» Exercise
Repeat the material verbatim. Images are excluded from the copy.

· · · · · · ·

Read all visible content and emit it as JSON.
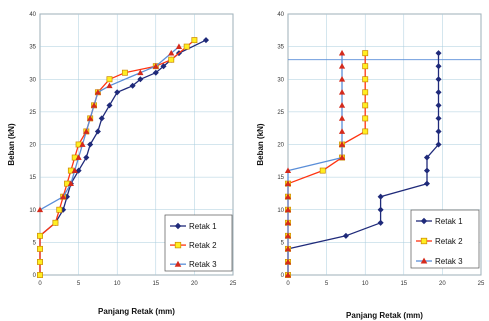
{
  "colors": {
    "grid": "#aaccdd",
    "axis": "#777777",
    "retak1": "#1f2a7a",
    "retak2_line": "#ff3311",
    "retak2_marker": "#ffee22",
    "retak2_edge": "#cc8800",
    "retak3_line": "#5a8ed8",
    "retak3_marker": "#d42a1c"
  },
  "chart_data": [
    {
      "type": "line",
      "xlabel": "Panjang Retak (mm)",
      "ylabel": "Beban (kN)",
      "xlim": [
        0,
        25
      ],
      "ylim": [
        0,
        40
      ],
      "xticks": [
        "0",
        "5",
        "10",
        "15",
        "20",
        "25"
      ],
      "yticks": [
        "0",
        "5",
        "10",
        "15",
        "20",
        "25",
        "30",
        "35",
        "40"
      ],
      "grid": true,
      "legend_position": "bottom-right",
      "series": [
        {
          "name": "Retak 1",
          "points": [
            [
              0,
              0
            ],
            [
              0,
              2
            ],
            [
              0,
              4
            ],
            [
              0,
              6
            ],
            [
              2,
              8
            ],
            [
              3,
              10
            ],
            [
              3.5,
              12
            ],
            [
              4,
              14
            ],
            [
              5,
              16
            ],
            [
              6,
              18
            ],
            [
              6.5,
              20
            ],
            [
              7.5,
              22
            ],
            [
              8,
              24
            ],
            [
              9,
              26
            ],
            [
              10,
              28
            ],
            [
              12,
              29
            ],
            [
              13,
              30
            ],
            [
              15,
              31
            ],
            [
              16,
              32
            ],
            [
              17,
              33
            ],
            [
              18,
              34
            ],
            [
              21.5,
              36
            ]
          ]
        },
        {
          "name": "Retak 2",
          "points": [
            [
              0,
              0
            ],
            [
              0,
              2
            ],
            [
              0,
              4
            ],
            [
              0,
              6
            ],
            [
              2,
              8
            ],
            [
              2.5,
              10
            ],
            [
              3,
              12
            ],
            [
              3.5,
              14
            ],
            [
              4,
              16
            ],
            [
              4.5,
              18
            ],
            [
              5,
              20
            ],
            [
              6,
              22
            ],
            [
              6.5,
              24
            ],
            [
              7,
              26
            ],
            [
              7.5,
              28
            ],
            [
              9,
              30
            ],
            [
              11,
              31
            ],
            [
              15,
              32
            ],
            [
              17,
              33
            ],
            [
              19,
              35
            ],
            [
              20,
              36
            ]
          ]
        },
        {
          "name": "Retak 3",
          "points": [
            [
              0,
              10
            ],
            [
              3,
              12
            ],
            [
              4,
              14
            ],
            [
              4.5,
              16
            ],
            [
              5,
              18
            ],
            [
              5.5,
              20
            ],
            [
              6,
              22
            ],
            [
              6.5,
              24
            ],
            [
              7,
              26
            ],
            [
              7.5,
              28
            ],
            [
              9,
              29
            ],
            [
              13,
              31
            ],
            [
              15,
              32
            ],
            [
              17,
              34
            ],
            [
              18,
              35
            ]
          ]
        }
      ]
    },
    {
      "type": "line",
      "xlabel": "Panjang Retak (mm)",
      "ylabel": "Beban (kN)",
      "xlim": [
        0,
        25
      ],
      "ylim": [
        0,
        40
      ],
      "xticks": [
        "0",
        "5",
        "10",
        "15",
        "20",
        "25"
      ],
      "yticks": [
        "0",
        "5",
        "10",
        "15",
        "20",
        "25",
        "30",
        "35",
        "40"
      ],
      "grid": true,
      "hline": 33,
      "legend_position": "bottom-right",
      "series": [
        {
          "name": "Retak 1",
          "points": [
            [
              0,
              0
            ],
            [
              0,
              2
            ],
            [
              0,
              4
            ],
            [
              7.5,
              6
            ],
            [
              12,
              8
            ],
            [
              12,
              10
            ],
            [
              12,
              12
            ],
            [
              18,
              14
            ],
            [
              18,
              16
            ],
            [
              18,
              18
            ],
            [
              19.5,
              20
            ],
            [
              19.5,
              22
            ],
            [
              19.5,
              24
            ],
            [
              19.5,
              26
            ],
            [
              19.5,
              28
            ],
            [
              19.5,
              30
            ],
            [
              19.5,
              32
            ],
            [
              19.5,
              34
            ]
          ]
        },
        {
          "name": "Retak 2",
          "points": [
            [
              0,
              0
            ],
            [
              0,
              2
            ],
            [
              0,
              4
            ],
            [
              0,
              6
            ],
            [
              0,
              8
            ],
            [
              0,
              10
            ],
            [
              0,
              12
            ],
            [
              0,
              14
            ],
            [
              4.5,
              16
            ],
            [
              7,
              18
            ],
            [
              7,
              20
            ],
            [
              10,
              22
            ],
            [
              10,
              24
            ],
            [
              10,
              26
            ],
            [
              10,
              28
            ],
            [
              10,
              30
            ],
            [
              10,
              32
            ],
            [
              10,
              34
            ]
          ]
        },
        {
          "name": "Retak 3",
          "points": [
            [
              0,
              0
            ],
            [
              0,
              2
            ],
            [
              0,
              4
            ],
            [
              0,
              6
            ],
            [
              0,
              8
            ],
            [
              0,
              10
            ],
            [
              0,
              12
            ],
            [
              0,
              14
            ],
            [
              0,
              16
            ],
            [
              7,
              18
            ],
            [
              7,
              20
            ],
            [
              7,
              22
            ],
            [
              7,
              24
            ],
            [
              7,
              26
            ],
            [
              7,
              28
            ],
            [
              7,
              30
            ],
            [
              7,
              32
            ],
            [
              7,
              34
            ]
          ]
        }
      ]
    }
  ]
}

· · · · · · ·

» Exercise answer
Read all visible content and emit it as JSON.
{
  "colors": {
    "grid": "#aaccdd",
    "axis": "#777777",
    "retak1": "#1f2a7a",
    "retak2_line": "#ff3311",
    "retak2_marker": "#ffee22",
    "retak2_edge": "#cc8800",
    "retak3_line": "#5a8ed8",
    "retak3_marker": "#d42a1c"
  },
  "chart_data": [
    {
      "type": "line",
      "xlabel": "Panjang Retak (mm)",
      "ylabel": "Beban (kN)",
      "xlim": [
        0,
        25
      ],
      "ylim": [
        0,
        40
      ],
      "xticks": [
        "0",
        "5",
        "10",
        "15",
        "20",
        "25"
      ],
      "yticks": [
        "0",
        "5",
        "10",
        "15",
        "20",
        "25",
        "30",
        "35",
        "40"
      ],
      "grid": true,
      "legend_position": "bottom-right",
      "series": [
        {
          "name": "Retak 1",
          "points": [
            [
              0,
              0
            ],
            [
              0,
              2
            ],
            [
              0,
              4
            ],
            [
              0,
              6
            ],
            [
              2,
              8
            ],
            [
              3,
              10
            ],
            [
              3.5,
              12
            ],
            [
              4,
              14
            ],
            [
              5,
              16
            ],
            [
              6,
              18
            ],
            [
              6.5,
              20
            ],
            [
              7.5,
              22
            ],
            [
              8,
              24
            ],
            [
              9,
              26
            ],
            [
              10,
              28
            ],
            [
              12,
              29
            ],
            [
              13,
              30
            ],
            [
              15,
              31
            ],
            [
              16,
              32
            ],
            [
              17,
              33
            ],
            [
              18,
              34
            ],
            [
              21.5,
              36
            ]
          ]
        },
        {
          "name": "Retak 2",
          "points": [
            [
              0,
              0
            ],
            [
              0,
              2
            ],
            [
              0,
              4
            ],
            [
              0,
              6
            ],
            [
              2,
              8
            ],
            [
              2.5,
              10
            ],
            [
              3,
              12
            ],
            [
              3.5,
              14
            ],
            [
              4,
              16
            ],
            [
              4.5,
              18
            ],
            [
              5,
              20
            ],
            [
              6,
              22
            ],
            [
              6.5,
              24
            ],
            [
              7,
              26
            ],
            [
              7.5,
              28
            ],
            [
              9,
              30
            ],
            [
              11,
              31
            ],
            [
              15,
              32
            ],
            [
              17,
              33
            ],
            [
              19,
              35
            ],
            [
              20,
              36
            ]
          ]
        },
        {
          "name": "Retak 3",
          "points": [
            [
              0,
              10
            ],
            [
              3,
              12
            ],
            [
              4,
              14
            ],
            [
              4.5,
              16
            ],
            [
              5,
              18
            ],
            [
              5.5,
              20
            ],
            [
              6,
              22
            ],
            [
              6.5,
              24
            ],
            [
              7,
              26
            ],
            [
              7.5,
              28
            ],
            [
              9,
              29
            ],
            [
              13,
              31
            ],
            [
              15,
              32
            ],
            [
              17,
              34
            ],
            [
              18,
              35
            ]
          ]
        }
      ]
    },
    {
      "type": "line",
      "xlabel": "Panjang Retak (mm)",
      "ylabel": "Beban (kN)",
      "xlim": [
        0,
        25
      ],
      "ylim": [
        0,
        40
      ],
      "xticks": [
        "0",
        "5",
        "10",
        "15",
        "20",
        "25"
      ],
      "yticks": [
        "0",
        "5",
        "10",
        "15",
        "20",
        "25",
        "30",
        "35",
        "40"
      ],
      "grid": true,
      "hline": 33,
      "legend_position": "bottom-right",
      "series": [
        {
          "name": "Retak 1",
          "points": [
            [
              0,
              0
            ],
            [
              0,
              2
            ],
            [
              0,
              4
            ],
            [
              7.5,
              6
            ],
            [
              12,
              8
            ],
            [
              12,
              10
            ],
            [
              12,
              12
            ],
            [
              18,
              14
            ],
            [
              18,
              16
            ],
            [
              18,
              18
            ],
            [
              19.5,
              20
            ],
            [
              19.5,
              22
            ],
            [
              19.5,
              24
            ],
            [
              19.5,
              26
            ],
            [
              19.5,
              28
            ],
            [
              19.5,
              30
            ],
            [
              19.5,
              32
            ],
            [
              19.5,
              34
            ]
          ]
        },
        {
          "name": "Retak 2",
          "points": [
            [
              0,
              0
            ],
            [
              0,
              2
            ],
            [
              0,
              4
            ],
            [
              0,
              6
            ],
            [
              0,
              8
            ],
            [
              0,
              10
            ],
            [
              0,
              12
            ],
            [
              0,
              14
            ],
            [
              4.5,
              16
            ],
            [
              7,
              18
            ],
            [
              7,
              20
            ],
            [
              10,
              22
            ],
            [
              10,
              24
            ],
            [
              10,
              26
            ],
            [
              10,
              28
            ],
            [
              10,
              30
            ],
            [
              10,
              32
            ],
            [
              10,
              34
            ]
          ]
        },
        {
          "name": "Retak 3",
          "points": [
            [
              0,
              0
            ],
            [
              0,
              2
            ],
            [
              0,
              4
            ],
            [
              0,
              6
            ],
            [
              0,
              8
            ],
            [
              0,
              10
            ],
            [
              0,
              12
            ],
            [
              0,
              14
            ],
            [
              0,
              16
            ],
            [
              7,
              18
            ],
            [
              7,
              20
            ],
            [
              7,
              22
            ],
            [
              7,
              24
            ],
            [
              7,
              26
            ],
            [
              7,
              28
            ],
            [
              7,
              30
            ],
            [
              7,
              32
            ],
            [
              7,
              34
            ]
          ]
        }
      ]
    }
  ]
}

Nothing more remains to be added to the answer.